— What needs to be done —
In the entries, find all lines that hold the word "velo" and copy them.

___ Extracted data

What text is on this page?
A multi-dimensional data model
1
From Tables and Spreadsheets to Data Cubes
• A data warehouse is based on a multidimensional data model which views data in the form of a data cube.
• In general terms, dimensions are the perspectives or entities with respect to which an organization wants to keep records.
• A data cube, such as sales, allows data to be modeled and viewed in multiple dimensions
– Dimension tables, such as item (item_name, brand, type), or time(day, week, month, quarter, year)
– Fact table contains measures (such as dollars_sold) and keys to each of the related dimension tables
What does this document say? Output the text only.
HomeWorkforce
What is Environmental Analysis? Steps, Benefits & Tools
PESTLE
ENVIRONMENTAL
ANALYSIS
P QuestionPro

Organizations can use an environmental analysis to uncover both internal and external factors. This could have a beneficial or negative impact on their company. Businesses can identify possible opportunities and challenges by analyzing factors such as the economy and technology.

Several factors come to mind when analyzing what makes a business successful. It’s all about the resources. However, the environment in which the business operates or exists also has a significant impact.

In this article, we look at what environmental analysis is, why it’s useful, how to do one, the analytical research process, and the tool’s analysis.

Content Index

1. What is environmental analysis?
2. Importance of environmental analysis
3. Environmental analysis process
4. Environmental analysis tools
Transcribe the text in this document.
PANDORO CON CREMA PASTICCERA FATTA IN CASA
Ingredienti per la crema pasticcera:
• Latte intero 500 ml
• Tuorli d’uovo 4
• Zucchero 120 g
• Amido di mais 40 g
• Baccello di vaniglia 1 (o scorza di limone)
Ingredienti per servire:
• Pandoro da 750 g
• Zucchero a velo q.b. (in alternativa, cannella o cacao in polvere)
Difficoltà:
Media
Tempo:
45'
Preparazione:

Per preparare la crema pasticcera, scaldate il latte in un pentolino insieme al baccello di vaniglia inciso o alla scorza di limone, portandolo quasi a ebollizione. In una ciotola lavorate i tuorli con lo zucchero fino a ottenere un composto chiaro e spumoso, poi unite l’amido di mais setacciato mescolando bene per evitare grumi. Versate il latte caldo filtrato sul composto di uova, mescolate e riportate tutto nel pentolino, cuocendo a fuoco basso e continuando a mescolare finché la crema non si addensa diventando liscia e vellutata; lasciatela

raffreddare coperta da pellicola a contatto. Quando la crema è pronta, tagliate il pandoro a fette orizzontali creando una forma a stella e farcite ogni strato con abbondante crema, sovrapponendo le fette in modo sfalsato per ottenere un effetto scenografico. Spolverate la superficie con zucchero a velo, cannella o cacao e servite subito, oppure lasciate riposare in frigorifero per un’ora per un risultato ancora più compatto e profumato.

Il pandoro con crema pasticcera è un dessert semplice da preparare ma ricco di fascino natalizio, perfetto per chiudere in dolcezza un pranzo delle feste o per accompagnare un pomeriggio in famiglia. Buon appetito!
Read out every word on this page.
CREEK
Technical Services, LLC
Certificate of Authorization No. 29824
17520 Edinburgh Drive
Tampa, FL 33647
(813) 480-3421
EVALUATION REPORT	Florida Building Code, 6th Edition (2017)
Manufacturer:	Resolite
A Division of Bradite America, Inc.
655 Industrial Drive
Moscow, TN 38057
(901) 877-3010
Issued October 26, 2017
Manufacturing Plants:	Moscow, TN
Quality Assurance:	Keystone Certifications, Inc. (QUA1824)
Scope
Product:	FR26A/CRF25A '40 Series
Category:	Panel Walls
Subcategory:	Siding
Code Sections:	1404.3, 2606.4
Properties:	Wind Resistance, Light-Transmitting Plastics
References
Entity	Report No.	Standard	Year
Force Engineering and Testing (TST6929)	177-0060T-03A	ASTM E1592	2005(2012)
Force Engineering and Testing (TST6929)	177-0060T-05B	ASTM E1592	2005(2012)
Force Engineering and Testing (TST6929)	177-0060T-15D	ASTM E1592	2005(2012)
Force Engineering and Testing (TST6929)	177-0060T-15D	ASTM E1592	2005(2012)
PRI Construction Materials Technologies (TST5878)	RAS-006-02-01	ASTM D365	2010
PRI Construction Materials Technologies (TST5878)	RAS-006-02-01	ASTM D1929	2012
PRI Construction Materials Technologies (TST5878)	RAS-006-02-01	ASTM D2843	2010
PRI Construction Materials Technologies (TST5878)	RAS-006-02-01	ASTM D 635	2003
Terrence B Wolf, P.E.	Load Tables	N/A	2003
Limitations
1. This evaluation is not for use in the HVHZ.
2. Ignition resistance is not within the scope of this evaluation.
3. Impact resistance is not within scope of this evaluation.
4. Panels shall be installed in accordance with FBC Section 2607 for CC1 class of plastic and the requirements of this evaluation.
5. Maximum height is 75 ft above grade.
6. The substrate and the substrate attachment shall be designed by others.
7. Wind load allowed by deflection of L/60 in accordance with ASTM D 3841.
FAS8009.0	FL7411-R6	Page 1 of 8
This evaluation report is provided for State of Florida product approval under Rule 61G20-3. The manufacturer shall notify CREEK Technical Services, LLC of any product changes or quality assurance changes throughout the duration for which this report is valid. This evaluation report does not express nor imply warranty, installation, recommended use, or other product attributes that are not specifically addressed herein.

______

— Correct output —
• Zucchero a velo q.b. (in alternativa, cannella o cacao in polvere)
raffreddare coperta da pellicola a contatto. Quando la crema è pronta, tagliate il pandoro a fette orizzontali creando una forma a stella e farcite ogni strato con abbondante crema, sovrapponendo le fette in modo sfalsato per ottenere un effetto scenografico. Spolverate la superficie con zucchero a velo, cannella o cacao e servite subito, oppure lasciate riposare in frigorifero per un’ora per un risultato ancora più compatto e profumato.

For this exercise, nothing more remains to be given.